記事
• • •

“蕎麦屋酒”の著者がプロ顔負けの美味探求

第684回
超美食会は盛り上がる

鴨の温泉玉子と蕗味噌の次は、
自家製カラスミと平目の刺身を提供。
平目2尾分のサクを柳刃で切るだけで、
結構な時間がかかったので、
その間に参加常連の方々にカラスミを炙ってもらった。

薄造りにして提供した平目は、もっちりとした食感が心地いい。
そして、噛むと奥からふわっとした甘みが広がってくる。
秋鹿山廃の山田錦の旨みと掛け合わされて至福の味わい。
カラスミは、製作して5ヶ月間冷凍保存したもの。
甘塩なので、劣化していることを心配していたが、
味は落ちていない。
それどころか、熟成した落ち着いた味わいがでてきている。
炙った香ばしさのなかに、鯔子の甘みが滲み出してきて、
こちらも山廃によく合い、大好評だった。

そして、蝦夷鮑の肝醤油バター炒めを調理する。
鮑は人数分の20個。
長径が10cm程度の大きさだが、
身を剥がすのには結構時間がかかった。
スプーンで丁寧に身を分けて肝を別にする。
肝を叩いて、醤油、バター、秋鹿で伸ばしながら炒め、
そこに身を入れて返しながら炒める。
最後に隠し味の和三盆を入れる。
鮑は切り分けせずに、一人1個のまるかじり。
醤油バターの風味が蝦夷鮑の濃い甘みに乗り、
ムチムチ、プリプリした食感が最高。

• • •

提供資料
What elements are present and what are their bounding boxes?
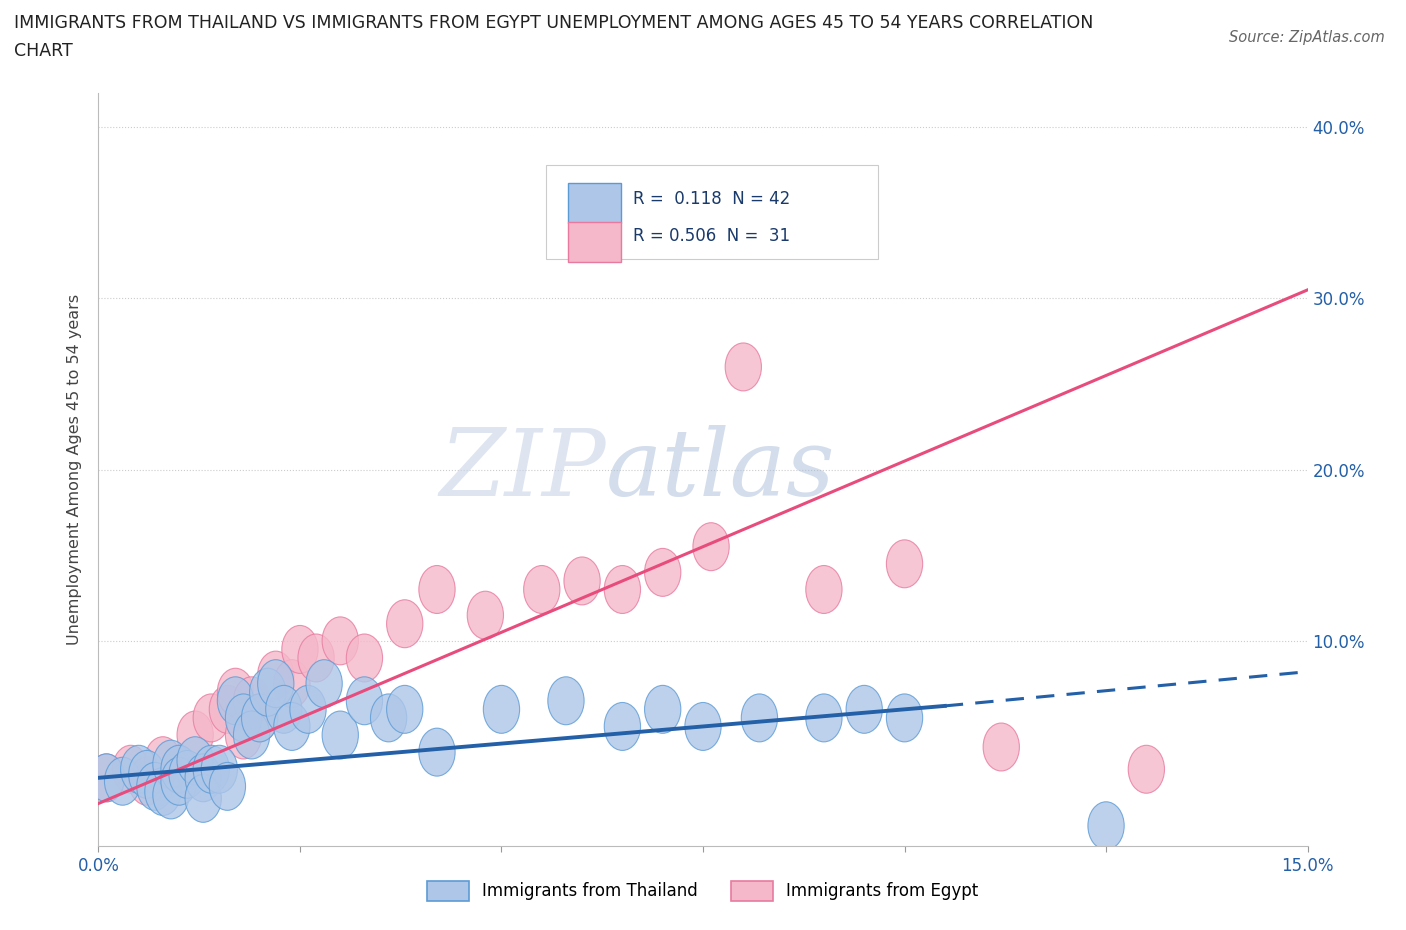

• • •

設問
[1] 記事の「そして、蝦夷鮑の肝醤油バター炒めを調理する」で始まる段落を、主な事実を残して箇条書きにまとめてください。
[2] 超美食会について書かれた記事を、最後の文の後から書き継いでください。

回答
[1]
- 蝦夷鮑の肝醤油バター炒めを、人数分の20個調理した。
- 鮑は長径10cm程度で、身を剥がすのに時間がかかった。
- スプーンで丁寧に身を分け、肝を別にした。
- 肝を叩いて醤油、バター、秋鹿で伸ばしながら炒め、身を入れて返しながら炒めた。
- 最後に隠し味として和三盆を入れた。
- 切り分けずに、一人1個を丸かじりする形で出した。
- 醤油バターの風味が鮑の濃い甘みに乗り、ムチムチ、プリプリした食感が最高だった。

[2]
とても好評だった。

最後に泡汁をいよいよ実施する。
昆布出汁を土鍋にはり、
秋鹿のモロミタンクの泡を贅沢に入れて、火にかける。
グラっときたら、醤油で味付けをして、イノシシ肉を入れる。
さらに、野菜を入れて再度沸騰するまでまつ。
イノシシの泡汁は初めての試みであったが、
泡とイノシシのマッチングは最高。
泡のコクがイノシシの野趣味を盛り上げて、
なんともいえない味わい。
身体も心も熱くなってくる。

そして、〆は半田素麺を鍋の汁に入れる。
これがまた大正解。
半田素麺が泡汁の旨みをいっぱい吸って、
素麺自身の味わいを倍加させていた。
夕方の終わりに時間が限られていたために、
最後は少しバタバタと準備して食べることになってしまったが、
それでも、参加した皆さんには大好評。
これだけ喜んでいただけると、やった甲斐があった。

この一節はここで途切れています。